Request |
Each entry in the listing below should be restated word for word.

Material to process |
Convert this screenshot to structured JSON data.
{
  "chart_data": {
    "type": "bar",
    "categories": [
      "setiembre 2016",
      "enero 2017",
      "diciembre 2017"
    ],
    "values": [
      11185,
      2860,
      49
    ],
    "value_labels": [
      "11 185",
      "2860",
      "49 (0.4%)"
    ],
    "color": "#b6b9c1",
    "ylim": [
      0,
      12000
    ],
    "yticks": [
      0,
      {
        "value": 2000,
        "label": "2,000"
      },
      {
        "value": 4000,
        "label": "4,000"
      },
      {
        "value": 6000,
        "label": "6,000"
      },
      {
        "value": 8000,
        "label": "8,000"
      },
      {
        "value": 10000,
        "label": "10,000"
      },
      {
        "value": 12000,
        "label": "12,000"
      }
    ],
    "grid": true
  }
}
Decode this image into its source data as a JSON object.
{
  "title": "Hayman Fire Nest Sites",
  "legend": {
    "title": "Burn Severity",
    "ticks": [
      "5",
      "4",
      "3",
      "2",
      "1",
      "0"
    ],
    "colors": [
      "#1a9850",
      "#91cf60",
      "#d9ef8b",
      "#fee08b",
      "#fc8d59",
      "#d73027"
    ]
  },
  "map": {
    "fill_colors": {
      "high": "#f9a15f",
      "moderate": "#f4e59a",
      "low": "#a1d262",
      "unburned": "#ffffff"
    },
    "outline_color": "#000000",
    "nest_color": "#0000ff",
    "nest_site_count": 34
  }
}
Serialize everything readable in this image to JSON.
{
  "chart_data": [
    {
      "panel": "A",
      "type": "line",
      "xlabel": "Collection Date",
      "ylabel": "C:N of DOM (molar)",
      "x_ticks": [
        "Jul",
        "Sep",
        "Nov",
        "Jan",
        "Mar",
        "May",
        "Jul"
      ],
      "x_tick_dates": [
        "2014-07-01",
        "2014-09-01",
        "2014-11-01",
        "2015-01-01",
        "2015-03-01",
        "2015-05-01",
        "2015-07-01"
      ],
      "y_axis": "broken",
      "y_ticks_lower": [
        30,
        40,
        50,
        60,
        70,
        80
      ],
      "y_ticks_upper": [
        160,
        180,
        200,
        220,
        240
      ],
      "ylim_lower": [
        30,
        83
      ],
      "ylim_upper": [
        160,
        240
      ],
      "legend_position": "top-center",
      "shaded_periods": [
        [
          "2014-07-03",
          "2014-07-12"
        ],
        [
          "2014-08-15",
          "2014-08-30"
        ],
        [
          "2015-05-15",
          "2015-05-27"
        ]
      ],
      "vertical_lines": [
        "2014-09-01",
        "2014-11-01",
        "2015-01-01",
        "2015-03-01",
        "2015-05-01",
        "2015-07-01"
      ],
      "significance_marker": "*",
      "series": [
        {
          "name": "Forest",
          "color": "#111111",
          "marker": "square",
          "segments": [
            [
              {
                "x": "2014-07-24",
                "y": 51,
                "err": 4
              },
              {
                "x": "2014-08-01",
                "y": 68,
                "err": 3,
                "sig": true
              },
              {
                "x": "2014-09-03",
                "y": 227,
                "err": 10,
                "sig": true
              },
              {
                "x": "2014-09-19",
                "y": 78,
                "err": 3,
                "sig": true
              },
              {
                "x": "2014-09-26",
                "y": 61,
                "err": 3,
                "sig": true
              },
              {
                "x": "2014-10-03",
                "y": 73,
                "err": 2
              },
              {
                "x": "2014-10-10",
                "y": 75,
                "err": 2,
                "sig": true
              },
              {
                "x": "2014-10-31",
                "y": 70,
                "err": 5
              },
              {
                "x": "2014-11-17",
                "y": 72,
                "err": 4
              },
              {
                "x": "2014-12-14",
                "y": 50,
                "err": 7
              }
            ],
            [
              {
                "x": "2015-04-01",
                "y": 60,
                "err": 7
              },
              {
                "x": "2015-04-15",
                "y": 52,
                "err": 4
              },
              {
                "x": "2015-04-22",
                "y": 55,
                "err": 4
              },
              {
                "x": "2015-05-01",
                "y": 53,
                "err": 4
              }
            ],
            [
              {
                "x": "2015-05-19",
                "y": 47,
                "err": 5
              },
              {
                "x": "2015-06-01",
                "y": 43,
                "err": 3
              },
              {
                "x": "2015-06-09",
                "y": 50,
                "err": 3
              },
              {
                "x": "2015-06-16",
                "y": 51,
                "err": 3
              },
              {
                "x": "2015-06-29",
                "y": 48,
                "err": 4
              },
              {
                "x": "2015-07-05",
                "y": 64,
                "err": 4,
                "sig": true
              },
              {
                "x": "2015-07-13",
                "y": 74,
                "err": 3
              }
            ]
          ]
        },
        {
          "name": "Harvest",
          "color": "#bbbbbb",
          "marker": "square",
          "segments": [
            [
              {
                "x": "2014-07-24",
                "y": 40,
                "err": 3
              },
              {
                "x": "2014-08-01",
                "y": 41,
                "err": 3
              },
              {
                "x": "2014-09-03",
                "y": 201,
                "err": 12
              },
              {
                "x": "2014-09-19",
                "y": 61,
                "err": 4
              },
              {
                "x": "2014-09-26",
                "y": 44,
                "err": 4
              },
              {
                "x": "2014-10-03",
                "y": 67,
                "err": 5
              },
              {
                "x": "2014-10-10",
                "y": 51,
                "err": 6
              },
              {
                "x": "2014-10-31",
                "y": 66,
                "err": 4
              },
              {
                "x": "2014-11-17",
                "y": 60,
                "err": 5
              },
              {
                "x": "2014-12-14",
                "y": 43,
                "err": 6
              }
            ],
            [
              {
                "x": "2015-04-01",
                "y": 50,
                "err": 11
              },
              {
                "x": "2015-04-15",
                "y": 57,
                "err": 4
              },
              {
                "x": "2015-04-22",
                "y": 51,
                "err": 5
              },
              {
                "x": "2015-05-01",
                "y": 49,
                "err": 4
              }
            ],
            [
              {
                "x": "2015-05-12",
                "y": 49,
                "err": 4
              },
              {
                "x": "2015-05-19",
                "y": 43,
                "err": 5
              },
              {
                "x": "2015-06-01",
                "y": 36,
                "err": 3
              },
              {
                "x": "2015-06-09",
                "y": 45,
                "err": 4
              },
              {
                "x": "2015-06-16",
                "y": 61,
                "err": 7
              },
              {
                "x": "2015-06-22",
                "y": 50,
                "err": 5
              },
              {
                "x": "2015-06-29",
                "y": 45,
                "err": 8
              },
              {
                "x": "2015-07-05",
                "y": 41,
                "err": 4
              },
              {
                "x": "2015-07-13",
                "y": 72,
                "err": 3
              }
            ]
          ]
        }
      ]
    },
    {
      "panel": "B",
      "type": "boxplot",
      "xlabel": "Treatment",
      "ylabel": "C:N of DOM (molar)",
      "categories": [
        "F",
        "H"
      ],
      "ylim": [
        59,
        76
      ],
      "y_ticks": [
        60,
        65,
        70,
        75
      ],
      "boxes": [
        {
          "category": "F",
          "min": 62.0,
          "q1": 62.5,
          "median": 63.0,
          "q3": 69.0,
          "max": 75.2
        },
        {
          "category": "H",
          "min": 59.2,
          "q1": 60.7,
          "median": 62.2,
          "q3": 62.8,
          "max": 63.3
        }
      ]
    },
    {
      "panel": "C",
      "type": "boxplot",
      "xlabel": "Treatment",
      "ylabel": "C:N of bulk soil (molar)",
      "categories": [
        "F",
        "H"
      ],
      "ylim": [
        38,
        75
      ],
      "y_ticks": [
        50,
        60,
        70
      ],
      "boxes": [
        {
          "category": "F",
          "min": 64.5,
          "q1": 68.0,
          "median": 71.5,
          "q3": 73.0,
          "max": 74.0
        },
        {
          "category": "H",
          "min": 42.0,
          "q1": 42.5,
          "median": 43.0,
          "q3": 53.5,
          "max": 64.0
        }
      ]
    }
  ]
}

Written answer |
Convert this screenshot to structured JSON data.
{
  "chart_data": {
    "type": "bar",
    "categories": [
      "setiembre 2016",
      "enero 2017",
      "diciembre 2017"
    ],
    "values": [
      11185,
      2860,
      49
    ],
    "value_labels": [
      "11 185",
      "2860",
      "49 (0.4%)"
    ],
    "color": "#b6b9c1",
    "ylim": [
      0,
      12000
    ],
    "yticks": [
      0,
      {
        "value": 2000,
        "label": "2,000"
      },
      {
        "value": 4000,
        "label": "4,000"
      },
      {
        "value": 6000,
        "label": "6,000"
      },
      {
        "value": 8000,
        "label": "8,000"
      },
      {
        "value": 10000,
        "label": "10,000"
      },
      {
        "value": 12000,
        "label": "12,000"
      }
    ],
    "grid": true
  }
}
Decode this image into its source data as a JSON object.
{
  "title": "Hayman Fire Nest Sites",
  "legend": {
    "title": "Burn Severity",
    "ticks": [
      "5",
      "4",
      "3",
      "2",
      "1",
      "0"
    ],
    "colors": [
      "#1a9850",
      "#91cf60",
      "#d9ef8b",
      "#fee08b",
      "#fc8d59",
      "#d73027"
    ]
  },
  "map": {
    "fill_colors": {
      "high": "#f9a15f",
      "moderate": "#f4e59a",
      "low": "#a1d262",
      "unburned": "#ffffff"
    },
    "outline_color": "#000000",
    "nest_color": "#0000ff",
    "nest_site_count": 34
  }
}
Serialize everything readable in this image to JSON.
{
  "chart_data": [
    {
      "panel": "A",
      "type": "line",
      "xlabel": "Collection Date",
      "ylabel": "C:N of DOM (molar)",
      "x_ticks": [
        "Jul",
        "Sep",
        "Nov",
        "Jan",
        "Mar",
        "May",
        "Jul"
      ],
      "x_tick_dates": [
        "2014-07-01",
        "2014-09-01",
        "2014-11-01",
        "2015-01-01",
        "2015-03-01",
        "2015-05-01",
        "2015-07-01"
      ],
      "y_axis": "broken",
      "y_ticks_lower": [
        30,
        40,
        50,
        60,
        70,
        80
      ],
      "y_ticks_upper": [
        160,
        180,
        200,
        220,
        240
      ],
      "ylim_lower": [
        30,
        83
      ],
      "ylim_upper": [
        160,
        240
      ],
      "legend_position": "top-center",
      "shaded_periods": [
        [
          "2014-07-03",
          "2014-07-12"
        ],
        [
          "2014-08-15",
          "2014-08-30"
        ],
        [
          "2015-05-15",
          "2015-05-27"
        ]
      ],
      "vertical_lines": [
        "2014-09-01",
        "2014-11-01",
        "2015-01-01",
        "2015-03-01",
        "2015-05-01",
        "2015-07-01"
      ],
      "significance_marker": "*",
      "series": [
        {
          "name": "Forest",
          "color": "#111111",
          "marker": "square",
          "segments": [
            [
              {
                "x": "2014-07-24",
                "y": 51,
                "err": 4
              },
              {
                "x": "2014-08-01",
                "y": 68,
                "err": 3,
                "sig": true
              },
              {
                "x": "2014-09-03",
                "y": 227,
                "err": 10,
                "sig": true
              },
              {
                "x": "2014-09-19",
                "y": 78,
                "err": 3,
                "sig": true
              },
              {
                "x": "2014-09-26",
                "y": 61,
                "err": 3,
                "sig": true
              },
              {
                "x": "2014-10-03",
                "y": 73,
                "err": 2
              },
              {
                "x": "2014-10-10",
                "y": 75,
                "err": 2,
                "sig": true
              },
              {
                "x": "2014-10-31",
                "y": 70,
                "err": 5
              },
              {
                "x": "2014-11-17",
                "y": 72,
                "err": 4
              },
              {
                "x": "2014-12-14",
                "y": 50,
                "err": 7
              }
            ],
            [
              {
                "x": "2015-04-01",
                "y": 60,
                "err": 7
              },
              {
                "x": "2015-04-15",
                "y": 52,
                "err": 4
              },
              {
                "x": "2015-04-22",
                "y": 55,
                "err": 4
              },
              {
                "x": "2015-05-01",
                "y": 53,
                "err": 4
              }
            ],
            [
              {
                "x": "2015-05-19",
                "y": 47,
                "err": 5
              },
              {
                "x": "2015-06-01",
                "y": 43,
                "err": 3
              },
              {
                "x": "2015-06-09",
                "y": 50,
                "err": 3
              },
              {
                "x": "2015-06-16",
                "y": 51,
                "err": 3
              },
              {
                "x": "2015-06-29",
                "y": 48,
                "err": 4
              },
              {
                "x": "2015-07-05",
                "y": 64,
                "err": 4,
                "sig": true
              },
              {
                "x": "2015-07-13",
                "y": 74,
                "err": 3
              }
            ]
          ]
        },
        {
          "name": "Harvest",
          "color": "#bbbbbb",
          "marker": "square",
          "segments": [
            [
              {
                "x": "2014-07-24",
                "y": 40,
                "err": 3
              },
              {
                "x": "2014-08-01",
                "y": 41,
                "err": 3
              },
              {
                "x": "2014-09-03",
                "y": 201,
                "err": 12
              },
              {
                "x": "2014-09-19",
                "y": 61,
                "err": 4
              },
              {
                "x": "2014-09-26",
                "y": 44,
                "err": 4
              },
              {
                "x": "2014-10-03",
                "y": 67,
                "err": 5
              },
              {
                "x": "2014-10-10",
                "y": 51,
                "err": 6
              },
              {
                "x": "2014-10-31",
                "y": 66,
                "err": 4
              },
              {
                "x": "2014-11-17",
                "y": 60,
                "err": 5
              },
              {
                "x": "2014-12-14",
                "y": 43,
                "err": 6
              }
            ],
            [
              {
                "x": "2015-04-01",
                "y": 50,
                "err": 11
              },
              {
                "x": "2015-04-15",
                "y": 57,
                "err": 4
              },
              {
                "x": "2015-04-22",
                "y": 51,
                "err": 5
              },
              {
                "x": "2015-05-01",
                "y": 49,
                "err": 4
              }
            ],
            [
              {
                "x": "2015-05-12",
                "y": 49,
                "err": 4
              },
              {
                "x": "2015-05-19",
                "y": 43,
                "err": 5
              },
              {
                "x": "2015-06-01",
                "y": 36,
                "err": 3
              },
              {
                "x": "2015-06-09",
                "y": 45,
                "err": 4
              },
              {
                "x": "2015-06-16",
                "y": 61,
                "err": 7
              },
              {
                "x": "2015-06-22",
                "y": 50,
                "err": 5
              },
              {
                "x": "2015-06-29",
                "y": 45,
                "err": 8
              },
              {
                "x": "2015-07-05",
                "y": 41,
                "err": 4
              },
              {
                "x": "2015-07-13",
                "y": 72,
                "err": 3
              }
            ]
          ]
        }
      ]
    },
    {
      "panel": "B",
      "type": "boxplot",
      "xlabel": "Treatment",
      "ylabel": "C:N of DOM (molar)",
      "categories": [
        "F",
        "H"
      ],
      "ylim": [
        59,
        76
      ],
      "y_ticks": [
        60,
        65,
        70,
        75
      ],
      "boxes": [
        {
          "category": "F",
          "min": 62.0,
          "q1": 62.5,
          "median": 63.0,
          "q3": 69.0,
          "max": 75.2
        },
        {
          "category": "H",
          "min": 59.2,
          "q1": 60.7,
          "median": 62.2,
          "q3": 62.8,
          "max": 63.3
        }
      ]
    },
    {
      "panel": "C",
      "type": "boxplot",
      "xlabel": "Treatment",
      "ylabel": "C:N of bulk soil (molar)",
      "categories": [
        "F",
        "H"
      ],
      "ylim": [
        38,
        75
      ],
      "y_ticks": [
        50,
        60,
        70
      ],
      "boxes": [
        {
          "category": "F",
          "min": 64.5,
          "q1": 68.0,
          "median": 71.5,
          "q3": 73.0,
          "max": 74.0
        },
        {
          "category": "H",
          "min": 42.0,
          "q1": 42.5,
          "median": 43.0,
          "q3": 53.5,
          "max": 64.0
        }
      ]
    }
  ]
}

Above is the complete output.